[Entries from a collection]

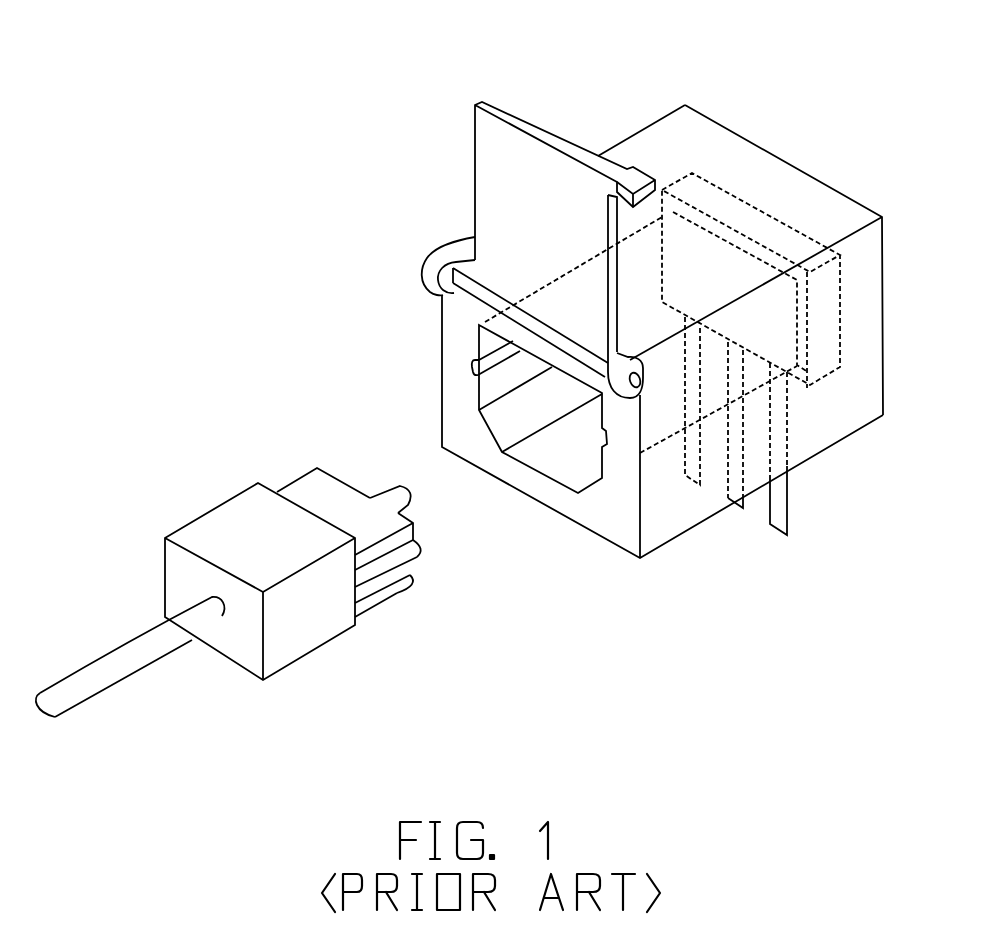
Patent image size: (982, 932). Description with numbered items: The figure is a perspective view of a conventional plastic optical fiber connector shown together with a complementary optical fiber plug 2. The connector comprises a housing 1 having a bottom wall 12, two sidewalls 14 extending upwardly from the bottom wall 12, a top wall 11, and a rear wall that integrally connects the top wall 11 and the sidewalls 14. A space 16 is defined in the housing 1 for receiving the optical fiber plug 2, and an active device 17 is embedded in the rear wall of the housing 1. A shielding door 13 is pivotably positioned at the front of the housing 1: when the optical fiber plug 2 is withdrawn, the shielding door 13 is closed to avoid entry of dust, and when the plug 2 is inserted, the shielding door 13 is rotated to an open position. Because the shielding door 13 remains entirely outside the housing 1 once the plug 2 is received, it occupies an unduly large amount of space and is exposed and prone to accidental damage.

The housing 1 is at (718, 102).
The optical fiber plug 2 is at (227, 530).
The top wall 11 is at (757, 183).
The bottom wall 12 is at (570, 500).
The shielding door 13 is at (507, 140).
The sidewalls 14 is at (463, 345).
The space 16 is at (558, 440).
The active device 17 is at (832, 372).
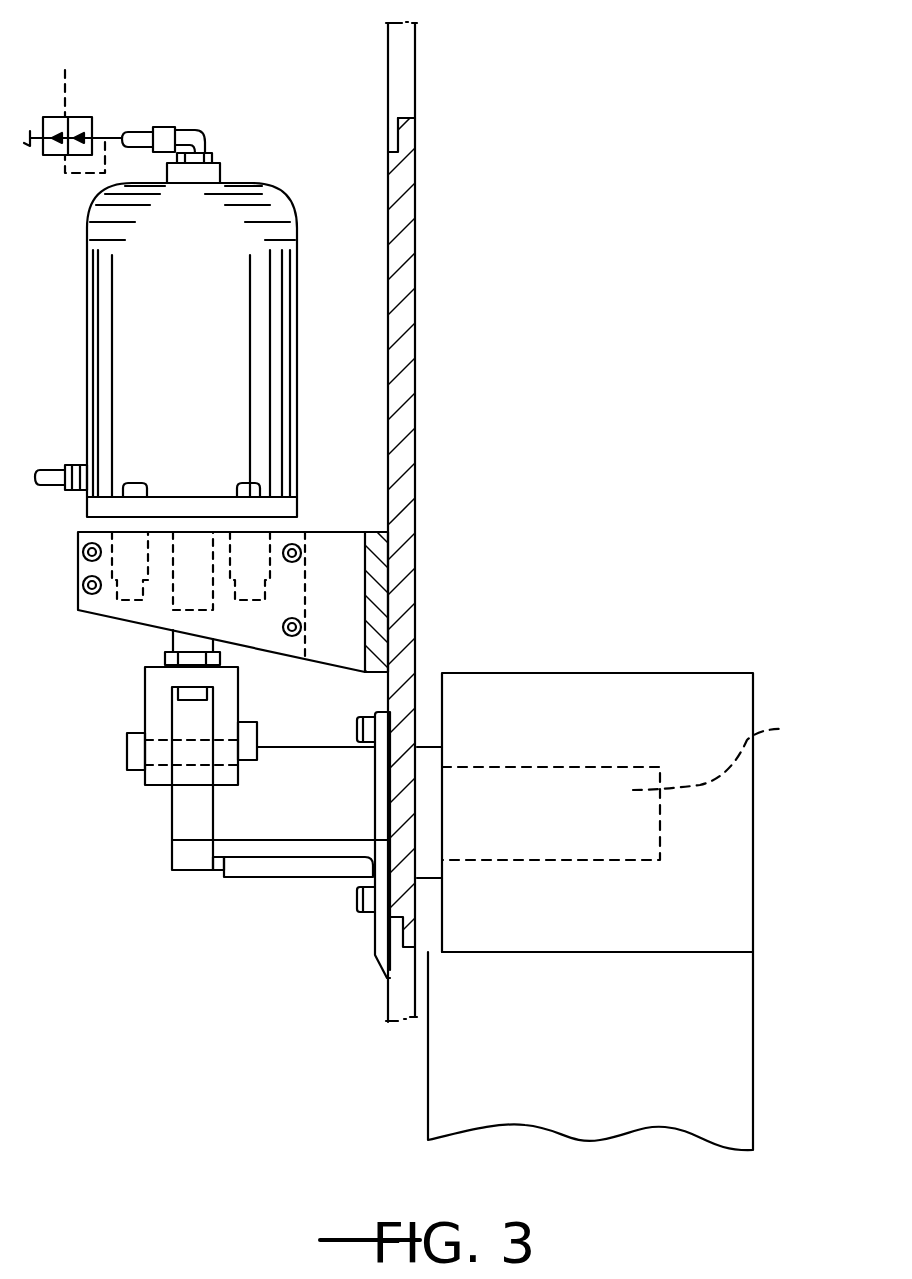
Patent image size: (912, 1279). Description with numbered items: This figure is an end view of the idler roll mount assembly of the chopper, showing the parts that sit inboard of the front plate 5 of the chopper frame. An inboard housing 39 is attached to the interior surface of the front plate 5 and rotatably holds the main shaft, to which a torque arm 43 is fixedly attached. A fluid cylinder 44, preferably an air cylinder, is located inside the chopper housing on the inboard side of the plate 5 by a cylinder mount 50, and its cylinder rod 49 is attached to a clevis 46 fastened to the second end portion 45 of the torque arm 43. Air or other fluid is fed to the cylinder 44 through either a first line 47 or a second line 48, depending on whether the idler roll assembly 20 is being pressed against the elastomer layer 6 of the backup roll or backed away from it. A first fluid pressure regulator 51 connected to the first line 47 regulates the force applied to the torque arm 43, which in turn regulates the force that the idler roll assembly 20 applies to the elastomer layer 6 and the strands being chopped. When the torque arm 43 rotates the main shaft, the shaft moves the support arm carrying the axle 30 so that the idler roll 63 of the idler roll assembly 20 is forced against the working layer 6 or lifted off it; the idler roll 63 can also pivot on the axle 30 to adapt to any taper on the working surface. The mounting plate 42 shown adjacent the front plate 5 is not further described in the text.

The front plate 5 is at (415, 55).
The mounting plate 42 is at (400, 305).
The fluid cylinder 44 is at (104, 276).
The first fluid pressure regulator 51 is at (86, 117).
The first line 47 is at (138, 128).
The second line 48 is at (52, 468).
The cylinder rod 49 is at (185, 580).
The cylinder mount 50 is at (66, 574).
The clevis 46 is at (156, 693).
The second end portion 45 is at (196, 722).
The inboard housing 39 is at (313, 806).
The torque arm 43 is at (188, 815).
The idler roll assembly 20 is at (697, 666).
The axle 30 is at (625, 796).
The idler roll 63 is at (710, 917).
The elastomer layer 6 is at (715, 1055).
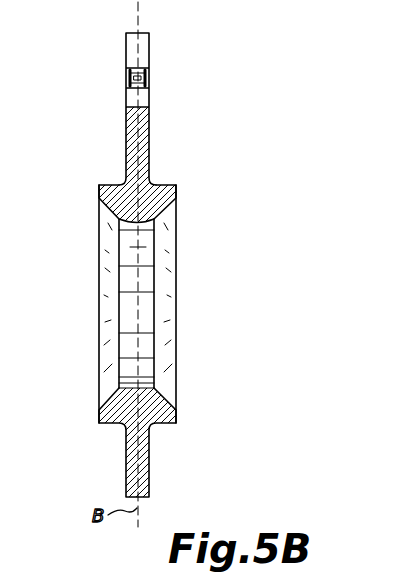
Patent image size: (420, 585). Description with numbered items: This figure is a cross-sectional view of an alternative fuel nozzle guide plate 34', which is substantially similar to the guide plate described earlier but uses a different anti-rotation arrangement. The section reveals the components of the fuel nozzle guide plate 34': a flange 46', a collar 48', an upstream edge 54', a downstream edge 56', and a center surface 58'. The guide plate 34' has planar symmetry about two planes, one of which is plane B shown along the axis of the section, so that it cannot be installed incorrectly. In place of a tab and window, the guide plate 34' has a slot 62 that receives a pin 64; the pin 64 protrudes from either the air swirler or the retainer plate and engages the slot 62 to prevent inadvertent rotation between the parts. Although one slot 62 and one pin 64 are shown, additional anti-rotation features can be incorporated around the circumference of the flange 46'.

The slot 62 is at (133, 48).
The pin 64 is at (126, 78).
The fuel nozzle guide plate 34' is at (220, 116).
The collar 48' is at (166, 200).
The upstream edge 54' is at (165, 304).
The downstream edge 56' is at (73, 305).
The center surface 58' is at (178, 303).
The flange 46' is at (121, 442).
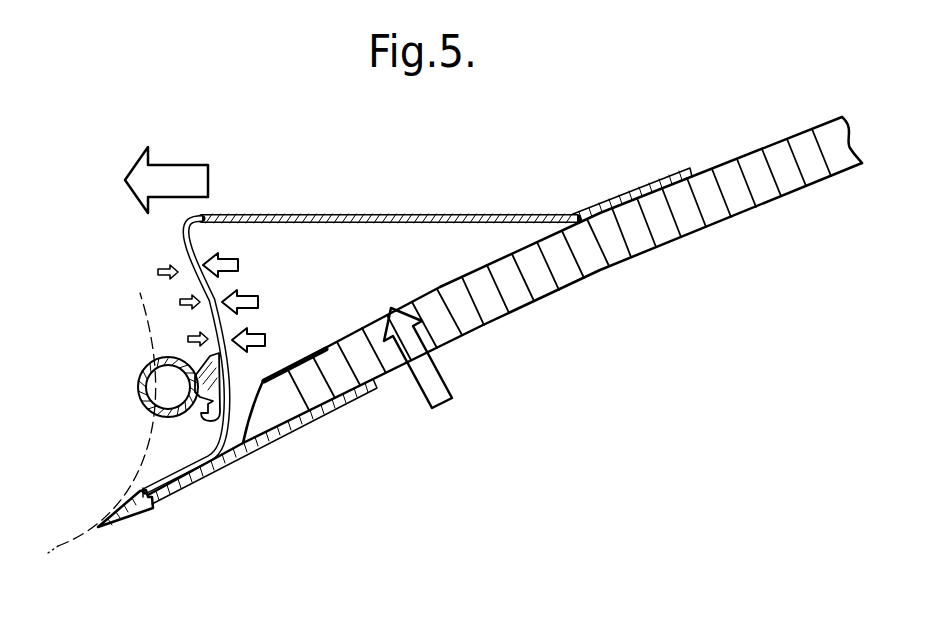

Stated task:
Rewrite all of the data above with every "Patent image size" switched to "Figure dimensions", leaving everything else unchanged. Omit the pictures.

Exercise solution:
Figure dimensions: (982, 932). Description with numbered items: The figure is a perspective view of a conventional plastic optical fiber connector shown together with a complementary optical fiber plug 2. The connector comprises a housing 1 having a bottom wall 12, two sidewalls 14 extending upwardly from the bottom wall 12, a top wall 11, and a rear wall that integrally connects the top wall 11 and the sidewalls 14. A space 16 is defined in the housing 1 for receiving the optical fiber plug 2, and an active device 17 is embedded in the rear wall of the housing 1. A shielding door 13 is pivotably positioned at the front of the housing 1: when the optical fiber plug 2 is withdrawn, the shielding door 13 is closed to avoid entry of dust, and when the plug 2 is inserted, the shielding door 13 is rotated to an open position. Because the shielding door 13 remains entirely outside the housing 1 once the plug 2 is received, it occupies an unduly large amount of space and is exposed and prone to accidental damage.

The housing 1 is at (718, 102).
The optical fiber plug 2 is at (227, 530).
The top wall 11 is at (757, 183).
The bottom wall 12 is at (570, 500).
The shielding door 13 is at (507, 140).
The sidewalls 14 is at (463, 345).
The space 16 is at (558, 440).
The active device 17 is at (832, 372).
Figure dimensions: (912, 1279). Description with numbered items: This figure is an end view of the idler roll mount assembly of the chopper, showing the parts that sit inboard of the front plate 5 of the chopper frame. An inboard housing 39 is attached to the interior surface of the front plate 5 and rotatably holds the main shaft, to which a torque arm 43 is fixedly attached. A fluid cylinder 44, preferably an air cylinder, is located inside the chopper housing on the inboard side of the plate 5 by a cylinder mount 50, and its cylinder rod 49 is attached to a clevis 46 fastened to the second end portion 45 of the torque arm 43. Air or other fluid is fed to the cylinder 44 through either a first line 47 or a second line 48, depending on whether the idler roll assembly 20 is being pressed against the elastomer layer 6 of the backup roll or backed away from it. A first fluid pressure regulator 51 connected to the first line 47 regulates the force applied to the torque arm 43, which in turn regulates the force that the idler roll assembly 20 applies to the elastomer layer 6 and the strands being chopped. When the torque arm 43 rotates the main shaft, the shaft moves the support arm carrying the axle 30 so that the idler roll 63 of the idler roll assembly 20 is forced against the working layer 6 or lifted off it; the idler roll 63 can also pivot on the axle 30 to adapt to any taper on the working surface. The mounting plate 42 shown adjacent the front plate 5 is not further described in the text.

The front plate 5 is at (415, 55).
The mounting plate 42 is at (400, 305).
The fluid cylinder 44 is at (104, 276).
The first fluid pressure regulator 51 is at (86, 117).
The first line 47 is at (138, 128).
The second line 48 is at (52, 468).
The cylinder rod 49 is at (185, 580).
The cylinder mount 50 is at (66, 574).
The clevis 46 is at (156, 693).
The second end portion 45 is at (196, 722).
The inboard housing 39 is at (313, 806).
The torque arm 43 is at (188, 815).
The idler roll assembly 20 is at (697, 666).
The axle 30 is at (625, 796).
The idler roll 63 is at (710, 917).
The elastomer layer 6 is at (715, 1055).
Figure dimensions: (420, 585). Description with numbered items: This figure is a cross-sectional view of an alternative fuel nozzle guide plate 34', which is substantially similar to the guide plate described earlier but uses a different anti-rotation arrangement. The section reveals the components of the fuel nozzle guide plate 34': a flange 46', a collar 48', an upstream edge 54', a downstream edge 56', and a center surface 58'. The guide plate 34' has planar symmetry about two planes, one of which is plane B shown along the axis of the section, so that it cannot be installed incorrectly. In place of a tab and window, the guide plate 34' has a slot 62 that receives a pin 64; the pin 64 protrudes from either the air swirler or the retainer plate and engages the slot 62 to prevent inadvertent rotation between the parts. Although one slot 62 and one pin 64 are shown, additional anti-rotation features can be incorporated around the circumference of the flange 46'.

The slot 62 is at (133, 48).
The pin 64 is at (126, 78).
The fuel nozzle guide plate 34' is at (220, 116).
The collar 48' is at (166, 200).
The upstream edge 54' is at (165, 304).
The downstream edge 56' is at (73, 305).
The center surface 58' is at (178, 303).
The flange 46' is at (121, 442).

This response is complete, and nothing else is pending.